◆ Objective ◆
Extract the full listing below without altering a single character.

◆ Provided records ◆
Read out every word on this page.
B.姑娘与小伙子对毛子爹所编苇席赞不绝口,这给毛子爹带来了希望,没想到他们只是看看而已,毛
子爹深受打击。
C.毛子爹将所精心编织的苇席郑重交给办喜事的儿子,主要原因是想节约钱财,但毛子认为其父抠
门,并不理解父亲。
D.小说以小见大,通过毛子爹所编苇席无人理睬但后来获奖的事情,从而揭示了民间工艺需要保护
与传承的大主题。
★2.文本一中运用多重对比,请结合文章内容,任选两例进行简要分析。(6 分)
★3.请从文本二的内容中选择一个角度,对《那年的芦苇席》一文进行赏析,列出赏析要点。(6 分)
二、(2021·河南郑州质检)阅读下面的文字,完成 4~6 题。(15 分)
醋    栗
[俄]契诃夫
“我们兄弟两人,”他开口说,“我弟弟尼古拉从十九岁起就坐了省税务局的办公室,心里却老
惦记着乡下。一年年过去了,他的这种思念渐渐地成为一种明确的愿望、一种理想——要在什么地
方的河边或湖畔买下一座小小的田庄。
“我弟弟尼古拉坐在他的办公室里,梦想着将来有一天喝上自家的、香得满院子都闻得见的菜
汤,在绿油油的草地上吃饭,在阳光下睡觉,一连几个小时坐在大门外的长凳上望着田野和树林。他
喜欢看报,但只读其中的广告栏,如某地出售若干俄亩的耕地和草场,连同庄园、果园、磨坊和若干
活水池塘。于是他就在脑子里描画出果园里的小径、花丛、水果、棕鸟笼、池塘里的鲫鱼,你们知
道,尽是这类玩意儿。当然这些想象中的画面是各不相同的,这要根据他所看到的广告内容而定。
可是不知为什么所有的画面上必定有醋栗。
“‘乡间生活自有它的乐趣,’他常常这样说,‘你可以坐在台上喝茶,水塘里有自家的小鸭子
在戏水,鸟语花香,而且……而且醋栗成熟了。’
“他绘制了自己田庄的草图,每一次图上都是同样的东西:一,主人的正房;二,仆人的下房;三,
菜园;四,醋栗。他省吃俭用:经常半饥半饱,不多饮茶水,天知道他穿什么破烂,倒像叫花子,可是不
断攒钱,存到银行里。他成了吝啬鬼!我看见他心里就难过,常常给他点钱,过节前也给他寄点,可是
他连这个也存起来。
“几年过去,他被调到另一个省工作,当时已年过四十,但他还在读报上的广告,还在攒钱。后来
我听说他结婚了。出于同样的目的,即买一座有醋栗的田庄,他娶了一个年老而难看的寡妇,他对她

◆ Solution for this problem ◆
Read out every word on this page.
B.姑娘与小伙子对毛子爹所编苇席赞不绝口,这给毛子爹带来了希望,没想到他们只是看看而已,毛
子爹深受打击。
C.毛子爹将所精心编织的苇席郑重交给办喜事的儿子,主要原因是想节约钱财,但毛子认为其父抠
门,并不理解父亲。
D.小说以小见大,通过毛子爹所编苇席无人理睬但后来获奖的事情,从而揭示了民间工艺需要保护
与传承的大主题。
★2.文本一中运用多重对比,请结合文章内容,任选两例进行简要分析。(6 分)
★3.请从文本二的内容中选择一个角度,对《那年的芦苇席》一文进行赏析,列出赏析要点。(6 分)
二、(2021·河南郑州质检)阅读下面的文字,完成 4~6 题。(15 分)
醋    栗
[俄]契诃夫
“我们兄弟两人,”他开口说,“我弟弟尼古拉从十九岁起就坐了省税务局的办公室,心里却老
惦记着乡下。一年年过去了,他的这种思念渐渐地成为一种明确的愿望、一种理想——要在什么地
方的河边或湖畔买下一座小小的田庄。
“我弟弟尼古拉坐在他的办公室里,梦想着将来有一天喝上自家的、香得满院子都闻得见的菜
汤,在绿油油的草地上吃饭,在阳光下睡觉,一连几个小时坐在大门外的长凳上望着田野和树林。他
喜欢看报,但只读其中的广告栏,如某地出售若干俄亩的耕地和草场,连同庄园、果园、磨坊和若干
活水池塘。于是他就在脑子里描画出果园里的小径、花丛、水果、棕鸟笼、池塘里的鲫鱼,你们知
道,尽是这类玩意儿。当然这些想象中的画面是各不相同的,这要根据他所看到的广告内容而定。
可是不知为什么所有的画面上必定有醋栗。
“‘乡间生活自有它的乐趣,’他常常这样说,‘你可以坐在台上喝茶,水塘里有自家的小鸭子
在戏水,鸟语花香,而且……而且醋栗成熟了。’
“他绘制了自己田庄的草图,每一次图上都是同样的东西:一,主人的正房;二,仆人的下房;三,
菜园;四,醋栗。他省吃俭用:经常半饥半饱,不多饮茶水,天知道他穿什么破烂,倒像叫花子,可是不
断攒钱,存到银行里。他成了吝啬鬼!我看见他心里就难过,常常给他点钱,过节前也给他寄点,可是
他连这个也存起来。
“几年过去,他被调到另一个省工作,当时已年过四十,但他还在读报上的广告,还在攒钱。后来
我听说他结婚了。出于同样的目的,即买一座有醋栗的田庄,他娶了一个年老而难看的寡妇,他对她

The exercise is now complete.